▶ BRIEF
Return the data that follows exactly. Include every line.

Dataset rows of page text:
- - -
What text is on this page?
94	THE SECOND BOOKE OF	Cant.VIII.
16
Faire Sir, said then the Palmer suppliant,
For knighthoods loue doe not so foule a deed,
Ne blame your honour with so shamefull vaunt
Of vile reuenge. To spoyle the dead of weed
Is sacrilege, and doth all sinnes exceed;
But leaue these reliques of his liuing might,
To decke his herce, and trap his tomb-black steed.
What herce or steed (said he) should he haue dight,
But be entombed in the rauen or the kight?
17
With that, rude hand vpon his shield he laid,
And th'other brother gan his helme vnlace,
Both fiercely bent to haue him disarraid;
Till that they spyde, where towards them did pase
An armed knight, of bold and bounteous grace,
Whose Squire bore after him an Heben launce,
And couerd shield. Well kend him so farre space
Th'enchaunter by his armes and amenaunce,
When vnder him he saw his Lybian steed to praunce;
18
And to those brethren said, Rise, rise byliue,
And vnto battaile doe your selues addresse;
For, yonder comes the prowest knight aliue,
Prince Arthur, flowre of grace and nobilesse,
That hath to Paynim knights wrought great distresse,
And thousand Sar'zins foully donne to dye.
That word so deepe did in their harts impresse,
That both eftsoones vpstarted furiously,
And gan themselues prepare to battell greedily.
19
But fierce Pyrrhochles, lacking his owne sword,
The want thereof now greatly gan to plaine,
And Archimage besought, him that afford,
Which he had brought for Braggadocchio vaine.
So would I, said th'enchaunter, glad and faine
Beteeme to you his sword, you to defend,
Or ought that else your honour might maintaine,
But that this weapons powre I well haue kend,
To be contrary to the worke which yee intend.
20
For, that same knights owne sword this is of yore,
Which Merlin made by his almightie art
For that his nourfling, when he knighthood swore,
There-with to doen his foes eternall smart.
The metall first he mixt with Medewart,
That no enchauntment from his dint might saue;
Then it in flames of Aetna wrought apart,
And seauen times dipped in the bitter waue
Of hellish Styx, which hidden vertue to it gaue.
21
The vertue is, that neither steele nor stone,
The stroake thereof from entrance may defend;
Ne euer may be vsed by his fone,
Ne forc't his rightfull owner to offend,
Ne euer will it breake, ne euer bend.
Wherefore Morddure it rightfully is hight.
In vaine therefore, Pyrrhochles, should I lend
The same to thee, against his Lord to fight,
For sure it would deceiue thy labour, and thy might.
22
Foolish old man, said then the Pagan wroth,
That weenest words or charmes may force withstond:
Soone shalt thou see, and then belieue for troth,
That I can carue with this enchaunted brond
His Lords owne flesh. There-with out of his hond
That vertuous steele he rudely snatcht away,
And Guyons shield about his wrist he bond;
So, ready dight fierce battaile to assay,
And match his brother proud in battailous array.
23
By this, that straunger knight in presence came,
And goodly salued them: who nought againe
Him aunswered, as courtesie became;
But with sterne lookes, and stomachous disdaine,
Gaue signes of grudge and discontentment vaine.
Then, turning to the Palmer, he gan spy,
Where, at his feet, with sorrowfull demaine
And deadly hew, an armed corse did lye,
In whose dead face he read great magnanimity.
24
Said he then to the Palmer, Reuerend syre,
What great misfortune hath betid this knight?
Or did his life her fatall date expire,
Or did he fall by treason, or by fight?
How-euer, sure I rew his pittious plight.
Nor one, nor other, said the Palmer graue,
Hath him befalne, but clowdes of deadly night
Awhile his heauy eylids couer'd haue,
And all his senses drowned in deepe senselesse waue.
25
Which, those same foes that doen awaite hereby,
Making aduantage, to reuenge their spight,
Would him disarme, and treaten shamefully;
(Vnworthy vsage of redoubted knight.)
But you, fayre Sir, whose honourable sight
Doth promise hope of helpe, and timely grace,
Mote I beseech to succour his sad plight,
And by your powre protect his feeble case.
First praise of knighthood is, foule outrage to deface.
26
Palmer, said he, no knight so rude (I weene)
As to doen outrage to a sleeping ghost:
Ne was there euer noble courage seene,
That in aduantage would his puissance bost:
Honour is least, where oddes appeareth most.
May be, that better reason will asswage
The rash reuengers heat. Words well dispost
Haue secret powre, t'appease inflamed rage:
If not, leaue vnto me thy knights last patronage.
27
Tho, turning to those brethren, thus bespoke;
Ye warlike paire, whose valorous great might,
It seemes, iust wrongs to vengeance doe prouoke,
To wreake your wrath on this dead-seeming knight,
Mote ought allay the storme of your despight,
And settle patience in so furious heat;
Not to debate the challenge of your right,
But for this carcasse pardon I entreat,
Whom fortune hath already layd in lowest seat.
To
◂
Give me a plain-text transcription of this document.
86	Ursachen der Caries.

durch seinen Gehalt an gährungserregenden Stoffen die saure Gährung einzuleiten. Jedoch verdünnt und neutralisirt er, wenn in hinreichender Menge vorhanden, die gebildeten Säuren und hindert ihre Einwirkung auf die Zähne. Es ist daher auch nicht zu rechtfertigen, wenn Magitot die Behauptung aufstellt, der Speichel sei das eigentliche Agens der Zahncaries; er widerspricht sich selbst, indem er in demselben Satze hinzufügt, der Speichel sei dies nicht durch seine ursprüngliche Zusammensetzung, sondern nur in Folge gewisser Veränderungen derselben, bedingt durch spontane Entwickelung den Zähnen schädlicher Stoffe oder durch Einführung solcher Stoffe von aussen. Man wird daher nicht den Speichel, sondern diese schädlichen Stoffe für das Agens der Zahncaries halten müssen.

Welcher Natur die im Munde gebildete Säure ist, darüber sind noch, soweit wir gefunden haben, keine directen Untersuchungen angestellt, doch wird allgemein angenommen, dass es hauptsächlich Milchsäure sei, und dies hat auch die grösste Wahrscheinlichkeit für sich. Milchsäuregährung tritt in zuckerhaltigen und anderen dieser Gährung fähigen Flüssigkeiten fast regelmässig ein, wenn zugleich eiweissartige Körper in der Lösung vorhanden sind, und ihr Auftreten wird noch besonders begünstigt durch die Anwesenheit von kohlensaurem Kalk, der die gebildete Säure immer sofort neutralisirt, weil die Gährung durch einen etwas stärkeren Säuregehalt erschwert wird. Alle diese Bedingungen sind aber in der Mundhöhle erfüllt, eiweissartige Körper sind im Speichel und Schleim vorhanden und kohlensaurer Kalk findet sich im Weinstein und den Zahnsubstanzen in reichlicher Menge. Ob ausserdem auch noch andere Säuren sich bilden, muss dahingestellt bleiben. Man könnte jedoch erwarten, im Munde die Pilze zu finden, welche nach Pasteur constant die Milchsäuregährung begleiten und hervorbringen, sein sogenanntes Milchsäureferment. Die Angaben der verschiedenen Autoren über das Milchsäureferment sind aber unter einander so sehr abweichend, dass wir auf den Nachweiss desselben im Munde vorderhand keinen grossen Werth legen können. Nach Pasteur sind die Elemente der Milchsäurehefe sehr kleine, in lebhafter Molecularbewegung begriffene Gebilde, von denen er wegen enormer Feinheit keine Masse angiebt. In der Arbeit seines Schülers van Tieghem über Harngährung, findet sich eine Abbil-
- - -
▶ WRITTEN ANSWER
What text is on this page?
94	THE SECOND BOOKE OF	Cant.VIII.
16
Faire Sir, said then the Palmer suppliant,
For knighthoods loue doe not so foule a deed,
Ne blame your honour with so shamefull vaunt
Of vile reuenge. To spoyle the dead of weed
Is sacrilege, and doth all sinnes exceed;
But leaue these reliques of his liuing might,
To decke his herce, and trap his tomb-black steed.
What herce or steed (said he) should he haue dight,
But be entombed in the rauen or the kight?
17
With that, rude hand vpon his shield he laid,
And th'other brother gan his helme vnlace,
Both fiercely bent to haue him disarraid;
Till that they spyde, where towards them did pase
An armed knight, of bold and bounteous grace,
Whose Squire bore after him an Heben launce,
And couerd shield. Well kend him so farre space
Th'enchaunter by his armes and amenaunce,
When vnder him he saw his Lybian steed to praunce;
18
And to those brethren said, Rise, rise byliue,
And vnto battaile doe your selues addresse;
For, yonder comes the prowest knight aliue,
Prince Arthur, flowre of grace and nobilesse,
That hath to Paynim knights wrought great distresse,
And thousand Sar'zins foully donne to dye.
That word so deepe did in their harts impresse,
That both eftsoones vpstarted furiously,
And gan themselues prepare to battell greedily.
19
But fierce Pyrrhochles, lacking his owne sword,
The want thereof now greatly gan to plaine,
And Archimage besought, him that afford,
Which he had brought for Braggadocchio vaine.
So would I, said th'enchaunter, glad and faine
Beteeme to you his sword, you to defend,
Or ought that else your honour might maintaine,
But that this weapons powre I well haue kend,
To be contrary to the worke which yee intend.
20
For, that same knights owne sword this is of yore,
Which Merlin made by his almightie art
For that his nourfling, when he knighthood swore,
There-with to doen his foes eternall smart.
The metall first he mixt with Medewart,
That no enchauntment from his dint might saue;
Then it in flames of Aetna wrought apart,
And seauen times dipped in the bitter waue
Of hellish Styx, which hidden vertue to it gaue.
21
The vertue is, that neither steele nor stone,
The stroake thereof from entrance may defend;
Ne euer may be vsed by his fone,
Ne forc't his rightfull owner to offend,
Ne euer will it breake, ne euer bend.
Wherefore Morddure it rightfully is hight.
In vaine therefore, Pyrrhochles, should I lend
The same to thee, against his Lord to fight,
For sure it would deceiue thy labour, and thy might.
22
Foolish old man, said then the Pagan wroth,
That weenest words or charmes may force withstond:
Soone shalt thou see, and then belieue for troth,
That I can carue with this enchaunted brond
His Lords owne flesh. There-with out of his hond
That vertuous steele he rudely snatcht away,
And Guyons shield about his wrist he bond;
So, ready dight fierce battaile to assay,
And match his brother proud in battailous array.
23
By this, that straunger knight in presence came,
And goodly salued them: who nought againe
Him aunswered, as courtesie became;
But with sterne lookes, and stomachous disdaine,
Gaue signes of grudge and discontentment vaine.
Then, turning to the Palmer, he gan spy,
Where, at his feet, with sorrowfull demaine
And deadly hew, an armed corse did lye,
In whose dead face he read great magnanimity.
24
Said he then to the Palmer, Reuerend syre,
What great misfortune hath betid this knight?
Or did his life her fatall date expire,
Or did he fall by treason, or by fight?
How-euer, sure I rew his pittious plight.
Nor one, nor other, said the Palmer graue,
Hath him befalne, but clowdes of deadly night
Awhile his heauy eylids couer'd haue,
And all his senses drowned in deepe senselesse waue.
25
Which, those same foes that doen awaite hereby,
Making aduantage, to reuenge their spight,
Would him disarme, and treaten shamefully;
(Vnworthy vsage of redoubted knight.)
But you, fayre Sir, whose honourable sight
Doth promise hope of helpe, and timely grace,
Mote I beseech to succour his sad plight,
And by your powre protect his feeble case.
First praise of knighthood is, foule outrage to deface.
26
Palmer, said he, no knight so rude (I weene)
As to doen outrage to a sleeping ghost:
Ne was there euer noble courage seene,
That in aduantage would his puissance bost:
Honour is least, where oddes appeareth most.
May be, that better reason will asswage
The rash reuengers heat. Words well dispost
Haue secret powre, t'appease inflamed rage:
If not, leaue vnto me thy knights last patronage.
27
Tho, turning to those brethren, thus bespoke;
Ye warlike paire, whose valorous great might,
It seemes, iust wrongs to vengeance doe prouoke,
To wreake your wrath on this dead-seeming knight,
Mote ought allay the storme of your despight,
And settle patience in so furious heat;
Not to debate the challenge of your right,
But for this carcasse pardon I entreat,
Whom fortune hath already layd in lowest seat.
To
◂
Give me a plain-text transcription of this document.
86	Ursachen der Caries.

durch seinen Gehalt an gährungserregenden Stoffen die saure Gährung einzuleiten. Jedoch verdünnt und neutralisirt er, wenn in hinreichender Menge vorhanden, die gebildeten Säuren und hindert ihre Einwirkung auf die Zähne. Es ist daher auch nicht zu rechtfertigen, wenn Magitot die Behauptung aufstellt, der Speichel sei das eigentliche Agens der Zahncaries; er widerspricht sich selbst, indem er in demselben Satze hinzufügt, der Speichel sei dies nicht durch seine ursprüngliche Zusammensetzung, sondern nur in Folge gewisser Veränderungen derselben, bedingt durch spontane Entwickelung den Zähnen schädlicher Stoffe oder durch Einführung solcher Stoffe von aussen. Man wird daher nicht den Speichel, sondern diese schädlichen Stoffe für das Agens der Zahncaries halten müssen.

Welcher Natur die im Munde gebildete Säure ist, darüber sind noch, soweit wir gefunden haben, keine directen Untersuchungen angestellt, doch wird allgemein angenommen, dass es hauptsächlich Milchsäure sei, und dies hat auch die grösste Wahrscheinlichkeit für sich. Milchsäuregährung tritt in zuckerhaltigen und anderen dieser Gährung fähigen Flüssigkeiten fast regelmässig ein, wenn zugleich eiweissartige Körper in der Lösung vorhanden sind, und ihr Auftreten wird noch besonders begünstigt durch die Anwesenheit von kohlensaurem Kalk, der die gebildete Säure immer sofort neutralisirt, weil die Gährung durch einen etwas stärkeren Säuregehalt erschwert wird. Alle diese Bedingungen sind aber in der Mundhöhle erfüllt, eiweissartige Körper sind im Speichel und Schleim vorhanden und kohlensaurer Kalk findet sich im Weinstein und den Zahnsubstanzen in reichlicher Menge. Ob ausserdem auch noch andere Säuren sich bilden, muss dahingestellt bleiben. Man könnte jedoch erwarten, im Munde die Pilze zu finden, welche nach Pasteur constant die Milchsäuregährung begleiten und hervorbringen, sein sogenanntes Milchsäureferment. Die Angaben der verschiedenen Autoren über das Milchsäureferment sind aber unter einander so sehr abweichend, dass wir auf den Nachweiss desselben im Munde vorderhand keinen grossen Werth legen können. Nach Pasteur sind die Elemente der Milchsäurehefe sehr kleine, in lebhafter Molecularbewegung begriffene Gebilde, von denen er wegen enormer Feinheit keine Masse angiebt. In der Arbeit seines Schülers van Tieghem über Harngährung, findet sich eine Abbil-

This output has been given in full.